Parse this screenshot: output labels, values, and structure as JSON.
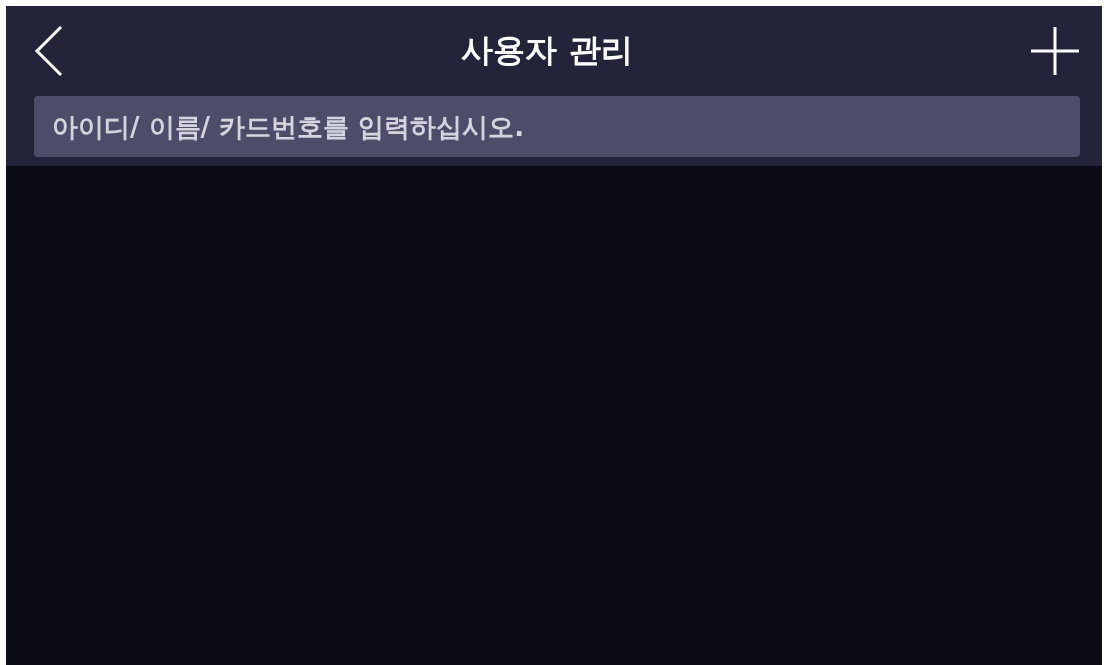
{
  "header": {
    "title": "사용자 관리"
  },
  "search": {
    "placeholder": "아이디/ 이름/ 카드번호를 입력하십시오."
  }
}
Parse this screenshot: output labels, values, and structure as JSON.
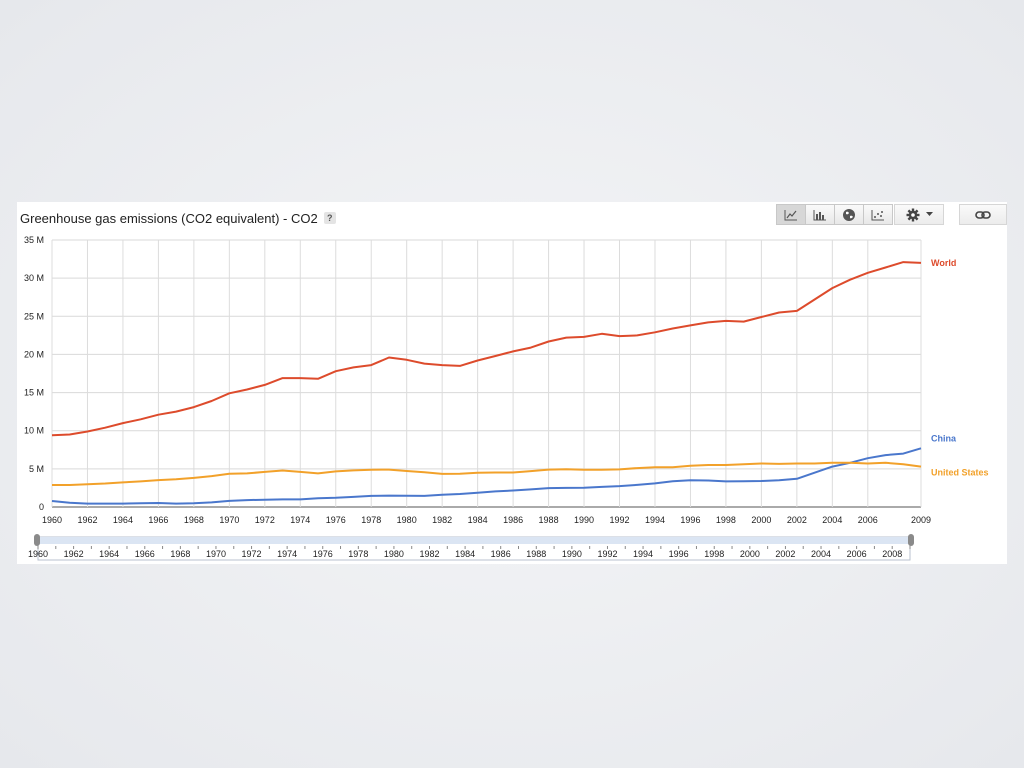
{
  "header": {
    "title": "Greenhouse gas emissions (CO2 equivalent) - CO2",
    "help": "?"
  },
  "toolbar": {
    "buttons": [
      {
        "icon": "line-chart-icon",
        "active": true
      },
      {
        "icon": "bar-chart-icon",
        "active": false
      },
      {
        "icon": "globe-icon",
        "active": false
      },
      {
        "icon": "scatter-chart-icon",
        "active": false
      }
    ],
    "settings_icon": "gear-icon",
    "dropdown_icon": "caret-down-icon",
    "link_icon": "link-icon"
  },
  "chart_data": {
    "type": "line",
    "title": "Greenhouse gas emissions (CO2 equivalent) - CO2",
    "x": [
      1960,
      1961,
      1962,
      1963,
      1964,
      1965,
      1966,
      1967,
      1968,
      1969,
      1970,
      1971,
      1972,
      1973,
      1974,
      1975,
      1976,
      1977,
      1978,
      1979,
      1980,
      1981,
      1982,
      1983,
      1984,
      1985,
      1986,
      1987,
      1988,
      1989,
      1990,
      1991,
      1992,
      1993,
      1994,
      1995,
      1996,
      1997,
      1998,
      1999,
      2000,
      2001,
      2002,
      2003,
      2004,
      2005,
      2006,
      2007,
      2008,
      2009
    ],
    "x_ticks": [
      1960,
      1962,
      1964,
      1966,
      1968,
      1970,
      1972,
      1974,
      1976,
      1978,
      1980,
      1982,
      1984,
      1986,
      1988,
      1990,
      1992,
      1994,
      1996,
      1998,
      2000,
      2002,
      2004,
      2006,
      2009
    ],
    "y_ticks": [
      "0",
      "5 M",
      "10 M",
      "15 M",
      "20 M",
      "25 M",
      "30 M",
      "35 M"
    ],
    "ylim": [
      0,
      35000000
    ],
    "grid": true,
    "legend_position": "right, at line ends",
    "series": [
      {
        "name": "World",
        "color": "#dd4b2c",
        "values": [
          9.4,
          9.5,
          9.9,
          10.4,
          11.0,
          11.5,
          12.1,
          12.5,
          13.1,
          13.9,
          14.9,
          15.4,
          16.0,
          16.9,
          16.9,
          16.8,
          17.8,
          18.3,
          18.6,
          19.6,
          19.3,
          18.8,
          18.6,
          18.5,
          19.2,
          19.8,
          20.4,
          20.9,
          21.7,
          22.2,
          22.3,
          22.7,
          22.4,
          22.5,
          22.9,
          23.4,
          23.8,
          24.2,
          24.4,
          24.3,
          24.9,
          25.5,
          25.7,
          27.2,
          28.7,
          29.8,
          30.7,
          31.4,
          32.1,
          32.0
        ]
      },
      {
        "name": "China",
        "color": "#4a77cc",
        "values": [
          0.78,
          0.55,
          0.44,
          0.44,
          0.44,
          0.48,
          0.53,
          0.45,
          0.48,
          0.6,
          0.8,
          0.9,
          0.96,
          1.0,
          1.0,
          1.15,
          1.2,
          1.32,
          1.46,
          1.49,
          1.47,
          1.45,
          1.6,
          1.7,
          1.86,
          2.04,
          2.16,
          2.31,
          2.48,
          2.51,
          2.52,
          2.63,
          2.74,
          2.9,
          3.09,
          3.38,
          3.5,
          3.48,
          3.36,
          3.38,
          3.41,
          3.5,
          3.7,
          4.5,
          5.3,
          5.8,
          6.4,
          6.8,
          7.0,
          7.7
        ]
      },
      {
        "name": "United States",
        "color": "#f2a12a",
        "values": [
          2.89,
          2.88,
          2.99,
          3.08,
          3.23,
          3.36,
          3.53,
          3.65,
          3.81,
          4.05,
          4.35,
          4.4,
          4.6,
          4.78,
          4.6,
          4.41,
          4.67,
          4.8,
          4.89,
          4.9,
          4.72,
          4.55,
          4.34,
          4.35,
          4.5,
          4.52,
          4.52,
          4.7,
          4.9,
          4.95,
          4.89,
          4.87,
          4.93,
          5.1,
          5.2,
          5.2,
          5.4,
          5.5,
          5.5,
          5.6,
          5.7,
          5.65,
          5.7,
          5.7,
          5.8,
          5.8,
          5.7,
          5.8,
          5.6,
          5.3
        ]
      }
    ]
  },
  "range_slider": {
    "labels": [
      "1960",
      "1962",
      "1964",
      "1966",
      "1968",
      "1970",
      "1972",
      "1974",
      "1976",
      "1978",
      "1980",
      "1982",
      "1984",
      "1986",
      "1988",
      "1990",
      "1992",
      "1994",
      "1996",
      "1998",
      "2000",
      "2002",
      "2004",
      "2006",
      "2008"
    ],
    "start_year": 1960,
    "end_year": 2009
  }
}
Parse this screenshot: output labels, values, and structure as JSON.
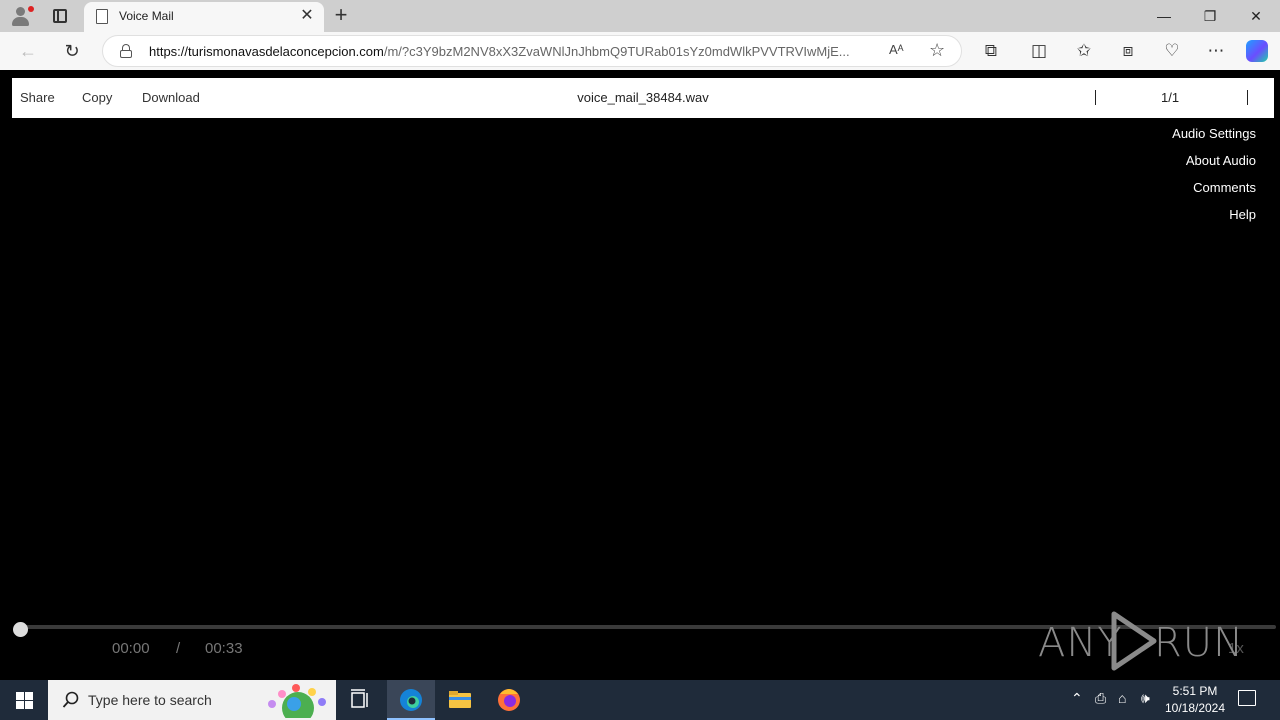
{
  "browser": {
    "tab_title": "Voice Mail",
    "tab_close": "✕",
    "new_tab": "+",
    "url_domain": "https://turismonavasdelaconcepcion.com",
    "url_path": "/m/?c3Y9bzM2NV8xX3ZvaWNlJnJhbmQ9TURab01sYz0mdWlkPVVTRVIwMjE...",
    "read_aloud": "Aᴬ",
    "favorite_star": "☆",
    "window_controls": {
      "minimize": "—",
      "restore": "❐",
      "close": "✕"
    }
  },
  "viewer": {
    "toolbar": {
      "share": "Share",
      "copy": "Copy",
      "download": "Download"
    },
    "file_name": "voice_mail_38484.wav",
    "page_indicator": "1/1",
    "side_menu": [
      "Audio Settings",
      "About Audio",
      "Comments",
      "Help"
    ],
    "player": {
      "current_time": "00:00",
      "separator": "/",
      "duration": "00:33",
      "progress_fraction": 0.0,
      "speed": "1x"
    }
  },
  "watermark": {
    "left": "ANY",
    "right": "RUN"
  },
  "taskbar": {
    "search_placeholder": "Type here to search",
    "clock_time": "5:51 PM",
    "clock_date": "10/18/2024"
  }
}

****************************************

EXERCISE BRIEF> Strip out the pictures and quote the remaining data word for word.

FINISHED ANSWER>
Parse this screenshot: output labels, values, and structure as JSON.
{
  "header": {
    "title": "사용자 관리"
  },
  "search": {
    "placeholder": "아이디/ 이름/ 카드번호를 입력하십시오."
  }
}
Parse this screenshot: output labels, values, and structure as JSON.
{
  "header": {
    "title": "Greenhouse gas emissions (CO2 equivalent) - CO2",
    "help": "?"
  },
  "toolbar": {
    "buttons": [
      {
        "icon": "line-chart-icon",
        "active": true
      },
      {
        "icon": "bar-chart-icon",
        "active": false
      },
      {
        "icon": "globe-icon",
        "active": false
      },
      {
        "icon": "scatter-chart-icon",
        "active": false
      }
    ],
    "settings_icon": "gear-icon",
    "dropdown_icon": "caret-down-icon",
    "link_icon": "link-icon"
  },
  "chart_data": {
    "type": "line",
    "title": "Greenhouse gas emissions (CO2 equivalent) - CO2",
    "x": [
      1960,
      1961,
      1962,
      1963,
      1964,
      1965,
      1966,
      1967,
      1968,
      1969,
      1970,
      1971,
      1972,
      1973,
      1974,
      1975,
      1976,
      1977,
      1978,
      1979,
      1980,
      1981,
      1982,
      1983,
      1984,
      1985,
      1986,
      1987,
      1988,
      1989,
      1990,
      1991,
      1992,
      1993,
      1994,
      1995,
      1996,
      1997,
      1998,
      1999,
      2000,
      2001,
      2002,
      2003,
      2004,
      2005,
      2006,
      2007,
      2008,
      2009
    ],
    "x_ticks": [
      1960,
      1962,
      1964,
      1966,
      1968,
      1970,
      1972,
      1974,
      1976,
      1978,
      1980,
      1982,
      1984,
      1986,
      1988,
      1990,
      1992,
      1994,
      1996,
      1998,
      2000,
      2002,
      2004,
      2006,
      2009
    ],
    "y_ticks": [
      "0",
      "5 M",
      "10 M",
      "15 M",
      "20 M",
      "25 M",
      "30 M",
      "35 M"
    ],
    "ylim": [
      0,
      35000000
    ],
    "grid": true,
    "legend_position": "right, at line ends",
    "series": [
      {
        "name": "World",
        "color": "#dd4b2c",
        "values": [
          9.4,
          9.5,
          9.9,
          10.4,
          11.0,
          11.5,
          12.1,
          12.5,
          13.1,
          13.9,
          14.9,
          15.4,
          16.0,
          16.9,
          16.9,
          16.8,
          17.8,
          18.3,
          18.6,
          19.6,
          19.3,
          18.8,
          18.6,
          18.5,
          19.2,
          19.8,
          20.4,
          20.9,
          21.7,
          22.2,
          22.3,
          22.7,
          22.4,
          22.5,
          22.9,
          23.4,
          23.8,
          24.2,
          24.4,
          24.3,
          24.9,
          25.5,
          25.7,
          27.2,
          28.7,
          29.8,
          30.7,
          31.4,
          32.1,
          32.0
        ]
      },
      {
        "name": "China",
        "color": "#4a77cc",
        "values": [
          0.78,
          0.55,
          0.44,
          0.44,
          0.44,
          0.48,
          0.53,
          0.45,
          0.48,
          0.6,
          0.8,
          0.9,
          0.96,
          1.0,
          1.0,
          1.15,
          1.2,
          1.32,
          1.46,
          1.49,
          1.47,
          1.45,
          1.6,
          1.7,
          1.86,
          2.04,
          2.16,
          2.31,
          2.48,
          2.51,
          2.52,
          2.63,
          2.74,
          2.9,
          3.09,
          3.38,
          3.5,
          3.48,
          3.36,
          3.38,
          3.41,
          3.5,
          3.7,
          4.5,
          5.3,
          5.8,
          6.4,
          6.8,
          7.0,
          7.7
        ]
      },
      {
        "name": "United States",
        "color": "#f2a12a",
        "values": [
          2.89,
          2.88,
          2.99,
          3.08,
          3.23,
          3.36,
          3.53,
          3.65,
          3.81,
          4.05,
          4.35,
          4.4,
          4.6,
          4.78,
          4.6,
          4.41,
          4.67,
          4.8,
          4.89,
          4.9,
          4.72,
          4.55,
          4.34,
          4.35,
          4.5,
          4.52,
          4.52,
          4.7,
          4.9,
          4.95,
          4.89,
          4.87,
          4.93,
          5.1,
          5.2,
          5.2,
          5.4,
          5.5,
          5.5,
          5.6,
          5.7,
          5.65,
          5.7,
          5.7,
          5.8,
          5.8,
          5.7,
          5.8,
          5.6,
          5.3
        ]
      }
    ]
  },
  "range_slider": {
    "labels": [
      "1960",
      "1962",
      "1964",
      "1966",
      "1968",
      "1970",
      "1972",
      "1974",
      "1976",
      "1978",
      "1980",
      "1982",
      "1984",
      "1986",
      "1988",
      "1990",
      "1992",
      "1994",
      "1996",
      "1998",
      "2000",
      "2002",
      "2004",
      "2006",
      "2008"
    ],
    "start_year": 1960,
    "end_year": 2009
  }
}
Parse this screenshot: output labels, values, and structure as JSON.
{
  "browser": {
    "tab_title": "Voice Mail",
    "tab_close": "✕",
    "new_tab": "+",
    "url_domain": "https://turismonavasdelaconcepcion.com",
    "url_path": "/m/?c3Y9bzM2NV8xX3ZvaWNlJnJhbmQ9TURab01sYz0mdWlkPVVTRVIwMjE...",
    "read_aloud": "Aᴬ",
    "favorite_star": "☆",
    "window_controls": {
      "minimize": "—",
      "restore": "❐",
      "close": "✕"
    }
  },
  "viewer": {
    "toolbar": {
      "share": "Share",
      "copy": "Copy",
      "download": "Download"
    },
    "file_name": "voice_mail_38484.wav",
    "page_indicator": "1/1",
    "side_menu": [
      "Audio Settings",
      "About Audio",
      "Comments",
      "Help"
    ],
    "player": {
      "current_time": "00:00",
      "separator": "/",
      "duration": "00:33",
      "progress_fraction": 0.0,
      "speed": "1x"
    }
  },
  "watermark": {
    "left": "ANY",
    "right": "RUN"
  },
  "taskbar": {
    "search_placeholder": "Type here to search",
    "clock_time": "5:51 PM",
    "clock_date": "10/18/2024"
  }
}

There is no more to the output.